**Goal**
Extract, without any alteration, every line of the records from the first line up to and including the line that contains "- my-day-icon[interactable]: [1535, 14, 1607, 56]".

#### Task inputs

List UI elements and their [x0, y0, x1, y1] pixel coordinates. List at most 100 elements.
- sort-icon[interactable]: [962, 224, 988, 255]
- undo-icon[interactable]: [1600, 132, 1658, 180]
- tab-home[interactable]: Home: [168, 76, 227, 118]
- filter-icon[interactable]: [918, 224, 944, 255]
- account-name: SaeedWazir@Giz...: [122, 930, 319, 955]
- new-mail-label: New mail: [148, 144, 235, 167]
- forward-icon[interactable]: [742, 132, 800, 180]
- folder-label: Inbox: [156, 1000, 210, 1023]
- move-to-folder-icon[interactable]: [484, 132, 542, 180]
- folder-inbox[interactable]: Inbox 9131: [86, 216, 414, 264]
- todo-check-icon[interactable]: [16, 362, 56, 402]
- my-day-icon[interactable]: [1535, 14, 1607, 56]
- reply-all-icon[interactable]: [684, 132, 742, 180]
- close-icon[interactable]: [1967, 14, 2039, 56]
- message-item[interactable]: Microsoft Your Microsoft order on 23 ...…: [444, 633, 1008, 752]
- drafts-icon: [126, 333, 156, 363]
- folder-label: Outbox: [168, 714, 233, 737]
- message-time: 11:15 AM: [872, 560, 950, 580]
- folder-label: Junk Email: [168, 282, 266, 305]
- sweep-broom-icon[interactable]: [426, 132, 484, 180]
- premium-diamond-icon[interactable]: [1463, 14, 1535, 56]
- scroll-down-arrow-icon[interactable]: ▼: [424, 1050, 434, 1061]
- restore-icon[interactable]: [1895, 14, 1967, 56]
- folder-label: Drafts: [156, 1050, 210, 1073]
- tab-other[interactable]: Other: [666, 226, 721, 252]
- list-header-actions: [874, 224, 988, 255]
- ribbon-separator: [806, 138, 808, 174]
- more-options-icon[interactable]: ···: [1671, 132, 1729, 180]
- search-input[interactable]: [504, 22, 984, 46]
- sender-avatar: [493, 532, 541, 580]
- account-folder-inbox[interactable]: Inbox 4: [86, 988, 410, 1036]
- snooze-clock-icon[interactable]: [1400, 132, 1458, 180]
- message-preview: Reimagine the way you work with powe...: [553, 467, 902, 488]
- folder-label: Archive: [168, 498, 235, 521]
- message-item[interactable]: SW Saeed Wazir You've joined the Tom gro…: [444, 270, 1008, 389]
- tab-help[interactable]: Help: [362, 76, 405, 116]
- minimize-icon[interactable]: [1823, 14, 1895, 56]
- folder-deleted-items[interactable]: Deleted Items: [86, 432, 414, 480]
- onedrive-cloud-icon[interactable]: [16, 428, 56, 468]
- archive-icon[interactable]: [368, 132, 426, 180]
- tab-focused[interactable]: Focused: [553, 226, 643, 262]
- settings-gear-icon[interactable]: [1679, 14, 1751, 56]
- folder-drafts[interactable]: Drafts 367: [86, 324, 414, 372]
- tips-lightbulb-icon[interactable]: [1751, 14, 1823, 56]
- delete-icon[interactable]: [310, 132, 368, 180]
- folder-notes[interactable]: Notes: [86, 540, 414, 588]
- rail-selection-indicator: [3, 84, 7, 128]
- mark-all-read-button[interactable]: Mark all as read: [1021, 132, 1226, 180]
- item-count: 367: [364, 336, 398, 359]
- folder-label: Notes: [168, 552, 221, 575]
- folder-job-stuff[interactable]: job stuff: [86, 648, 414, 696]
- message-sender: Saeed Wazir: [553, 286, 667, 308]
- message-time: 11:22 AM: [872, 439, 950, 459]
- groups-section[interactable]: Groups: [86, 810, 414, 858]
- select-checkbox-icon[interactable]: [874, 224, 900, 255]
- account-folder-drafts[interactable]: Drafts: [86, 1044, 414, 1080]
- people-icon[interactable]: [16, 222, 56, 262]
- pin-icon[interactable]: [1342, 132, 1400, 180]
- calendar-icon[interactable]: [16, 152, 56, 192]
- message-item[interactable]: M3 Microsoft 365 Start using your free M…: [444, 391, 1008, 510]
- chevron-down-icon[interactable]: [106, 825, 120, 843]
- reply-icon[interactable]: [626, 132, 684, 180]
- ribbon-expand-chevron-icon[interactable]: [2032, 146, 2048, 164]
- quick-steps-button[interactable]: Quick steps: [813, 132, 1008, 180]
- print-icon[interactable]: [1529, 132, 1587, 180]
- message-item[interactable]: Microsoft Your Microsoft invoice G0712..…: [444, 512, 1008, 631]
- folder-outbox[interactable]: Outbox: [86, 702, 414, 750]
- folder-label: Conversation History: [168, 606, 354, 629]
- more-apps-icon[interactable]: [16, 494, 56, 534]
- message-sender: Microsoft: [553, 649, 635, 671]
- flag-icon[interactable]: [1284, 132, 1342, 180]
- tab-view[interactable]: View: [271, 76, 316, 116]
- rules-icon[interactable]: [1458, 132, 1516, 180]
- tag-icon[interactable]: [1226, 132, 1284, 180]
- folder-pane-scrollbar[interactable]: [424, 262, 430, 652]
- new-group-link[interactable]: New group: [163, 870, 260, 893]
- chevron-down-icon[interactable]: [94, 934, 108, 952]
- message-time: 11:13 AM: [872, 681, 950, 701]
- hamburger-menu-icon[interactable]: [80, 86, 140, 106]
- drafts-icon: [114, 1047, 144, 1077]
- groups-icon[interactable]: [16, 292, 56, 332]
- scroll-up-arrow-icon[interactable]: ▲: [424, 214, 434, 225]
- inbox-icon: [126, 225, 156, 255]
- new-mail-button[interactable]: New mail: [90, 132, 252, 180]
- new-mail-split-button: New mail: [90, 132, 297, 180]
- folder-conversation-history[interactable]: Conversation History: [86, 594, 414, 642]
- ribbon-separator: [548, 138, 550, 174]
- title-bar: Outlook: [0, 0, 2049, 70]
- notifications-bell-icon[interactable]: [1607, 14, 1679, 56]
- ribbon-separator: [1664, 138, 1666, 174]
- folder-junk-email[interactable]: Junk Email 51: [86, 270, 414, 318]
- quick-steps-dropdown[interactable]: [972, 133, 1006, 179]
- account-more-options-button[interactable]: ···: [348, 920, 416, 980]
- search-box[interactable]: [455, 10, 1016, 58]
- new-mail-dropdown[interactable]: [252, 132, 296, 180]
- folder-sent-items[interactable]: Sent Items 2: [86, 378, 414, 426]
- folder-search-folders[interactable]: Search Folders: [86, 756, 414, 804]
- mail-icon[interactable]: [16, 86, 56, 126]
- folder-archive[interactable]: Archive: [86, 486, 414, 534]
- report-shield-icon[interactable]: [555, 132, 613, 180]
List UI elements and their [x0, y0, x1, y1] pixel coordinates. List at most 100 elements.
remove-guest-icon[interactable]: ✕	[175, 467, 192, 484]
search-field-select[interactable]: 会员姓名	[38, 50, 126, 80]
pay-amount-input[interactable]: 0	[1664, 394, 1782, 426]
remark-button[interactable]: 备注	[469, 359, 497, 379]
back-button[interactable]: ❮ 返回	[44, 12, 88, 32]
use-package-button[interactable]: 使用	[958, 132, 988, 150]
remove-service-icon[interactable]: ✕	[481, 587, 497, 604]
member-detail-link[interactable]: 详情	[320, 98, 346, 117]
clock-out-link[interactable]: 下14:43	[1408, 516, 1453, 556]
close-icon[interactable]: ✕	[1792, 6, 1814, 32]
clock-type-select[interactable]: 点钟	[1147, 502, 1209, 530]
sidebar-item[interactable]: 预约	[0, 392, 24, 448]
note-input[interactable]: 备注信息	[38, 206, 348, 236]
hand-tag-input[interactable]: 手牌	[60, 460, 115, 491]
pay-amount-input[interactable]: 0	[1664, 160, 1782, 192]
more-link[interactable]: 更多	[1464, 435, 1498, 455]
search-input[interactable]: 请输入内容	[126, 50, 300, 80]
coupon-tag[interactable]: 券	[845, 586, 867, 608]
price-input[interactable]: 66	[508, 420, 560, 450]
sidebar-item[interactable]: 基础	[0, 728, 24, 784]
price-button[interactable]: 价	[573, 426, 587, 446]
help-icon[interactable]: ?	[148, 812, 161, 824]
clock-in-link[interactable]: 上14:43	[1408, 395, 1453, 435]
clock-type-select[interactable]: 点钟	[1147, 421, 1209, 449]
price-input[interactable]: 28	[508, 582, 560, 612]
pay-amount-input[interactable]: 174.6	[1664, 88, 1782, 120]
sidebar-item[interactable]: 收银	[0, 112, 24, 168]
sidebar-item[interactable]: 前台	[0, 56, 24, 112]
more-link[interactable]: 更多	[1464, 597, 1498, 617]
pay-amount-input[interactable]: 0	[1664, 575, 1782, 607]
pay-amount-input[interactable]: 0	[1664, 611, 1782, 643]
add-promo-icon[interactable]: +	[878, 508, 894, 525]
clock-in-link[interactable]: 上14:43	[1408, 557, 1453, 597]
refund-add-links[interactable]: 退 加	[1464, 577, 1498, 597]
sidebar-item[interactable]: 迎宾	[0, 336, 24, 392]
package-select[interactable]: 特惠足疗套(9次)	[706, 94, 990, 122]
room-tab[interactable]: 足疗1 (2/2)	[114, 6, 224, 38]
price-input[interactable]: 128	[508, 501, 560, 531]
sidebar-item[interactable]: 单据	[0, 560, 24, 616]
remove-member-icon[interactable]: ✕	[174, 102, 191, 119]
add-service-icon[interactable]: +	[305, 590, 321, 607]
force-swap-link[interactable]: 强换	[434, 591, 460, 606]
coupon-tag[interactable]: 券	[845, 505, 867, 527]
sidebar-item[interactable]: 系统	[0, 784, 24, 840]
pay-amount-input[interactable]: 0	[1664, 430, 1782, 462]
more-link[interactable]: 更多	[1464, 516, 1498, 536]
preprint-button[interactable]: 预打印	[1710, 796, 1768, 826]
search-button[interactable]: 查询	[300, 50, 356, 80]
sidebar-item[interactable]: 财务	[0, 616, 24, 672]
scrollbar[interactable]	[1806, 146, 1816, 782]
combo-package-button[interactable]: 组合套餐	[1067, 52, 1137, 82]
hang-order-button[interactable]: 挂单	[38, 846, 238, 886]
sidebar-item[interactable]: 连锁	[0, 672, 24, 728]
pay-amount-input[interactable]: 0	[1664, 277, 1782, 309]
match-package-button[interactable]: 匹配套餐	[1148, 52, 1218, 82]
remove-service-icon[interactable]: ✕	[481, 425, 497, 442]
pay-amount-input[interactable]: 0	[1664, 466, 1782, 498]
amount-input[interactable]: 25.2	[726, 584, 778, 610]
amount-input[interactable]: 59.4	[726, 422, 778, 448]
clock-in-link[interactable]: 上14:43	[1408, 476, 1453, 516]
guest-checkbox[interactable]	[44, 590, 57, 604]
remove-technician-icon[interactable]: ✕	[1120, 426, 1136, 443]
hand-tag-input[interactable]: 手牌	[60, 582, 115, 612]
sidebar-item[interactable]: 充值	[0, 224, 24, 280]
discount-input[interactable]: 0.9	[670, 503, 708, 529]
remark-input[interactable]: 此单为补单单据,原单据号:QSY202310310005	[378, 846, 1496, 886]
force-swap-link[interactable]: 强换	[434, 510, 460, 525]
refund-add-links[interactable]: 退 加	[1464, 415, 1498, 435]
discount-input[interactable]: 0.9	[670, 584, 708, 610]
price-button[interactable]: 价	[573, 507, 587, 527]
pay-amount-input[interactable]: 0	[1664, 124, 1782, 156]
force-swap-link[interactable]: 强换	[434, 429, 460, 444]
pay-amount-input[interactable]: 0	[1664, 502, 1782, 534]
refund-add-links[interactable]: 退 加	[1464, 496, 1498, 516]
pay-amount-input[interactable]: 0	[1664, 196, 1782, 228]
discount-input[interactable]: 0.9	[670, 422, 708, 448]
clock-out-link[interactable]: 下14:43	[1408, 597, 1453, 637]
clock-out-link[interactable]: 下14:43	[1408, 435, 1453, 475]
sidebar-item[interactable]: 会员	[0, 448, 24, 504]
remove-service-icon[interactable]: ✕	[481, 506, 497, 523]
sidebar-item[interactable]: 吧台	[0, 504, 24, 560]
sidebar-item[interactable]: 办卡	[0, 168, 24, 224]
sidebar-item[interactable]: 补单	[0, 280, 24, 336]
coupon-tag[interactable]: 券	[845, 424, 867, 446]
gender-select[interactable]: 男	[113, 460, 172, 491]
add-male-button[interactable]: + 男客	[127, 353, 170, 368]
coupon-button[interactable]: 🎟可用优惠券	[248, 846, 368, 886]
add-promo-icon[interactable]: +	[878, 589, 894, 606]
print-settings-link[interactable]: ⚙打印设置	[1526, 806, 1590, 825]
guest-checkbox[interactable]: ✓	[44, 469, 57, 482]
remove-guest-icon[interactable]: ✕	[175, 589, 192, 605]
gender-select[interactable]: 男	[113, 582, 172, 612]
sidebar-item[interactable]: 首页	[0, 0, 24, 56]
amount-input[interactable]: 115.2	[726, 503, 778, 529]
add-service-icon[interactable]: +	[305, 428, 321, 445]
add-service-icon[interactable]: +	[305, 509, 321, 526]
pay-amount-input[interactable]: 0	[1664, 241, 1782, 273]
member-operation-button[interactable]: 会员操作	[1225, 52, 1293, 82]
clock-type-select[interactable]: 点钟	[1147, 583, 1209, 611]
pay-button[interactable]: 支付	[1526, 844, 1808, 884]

########

**Result of the task**
List UI elements and their [x0, y0, x1, y1] pixel coordinates. List at most 100 elements.
- sort-icon[interactable]: [962, 224, 988, 255]
- undo-icon[interactable]: [1600, 132, 1658, 180]
- tab-home[interactable]: Home: [168, 76, 227, 118]
- filter-icon[interactable]: [918, 224, 944, 255]
- account-name: SaeedWazir@Giz...: [122, 930, 319, 955]
- new-mail-label: New mail: [148, 144, 235, 167]
- forward-icon[interactable]: [742, 132, 800, 180]
- folder-label: Inbox: [156, 1000, 210, 1023]
- move-to-folder-icon[interactable]: [484, 132, 542, 180]
- folder-inbox[interactable]: Inbox 9131: [86, 216, 414, 264]
- todo-check-icon[interactable]: [16, 362, 56, 402]
- my-day-icon[interactable]: [1535, 14, 1607, 56]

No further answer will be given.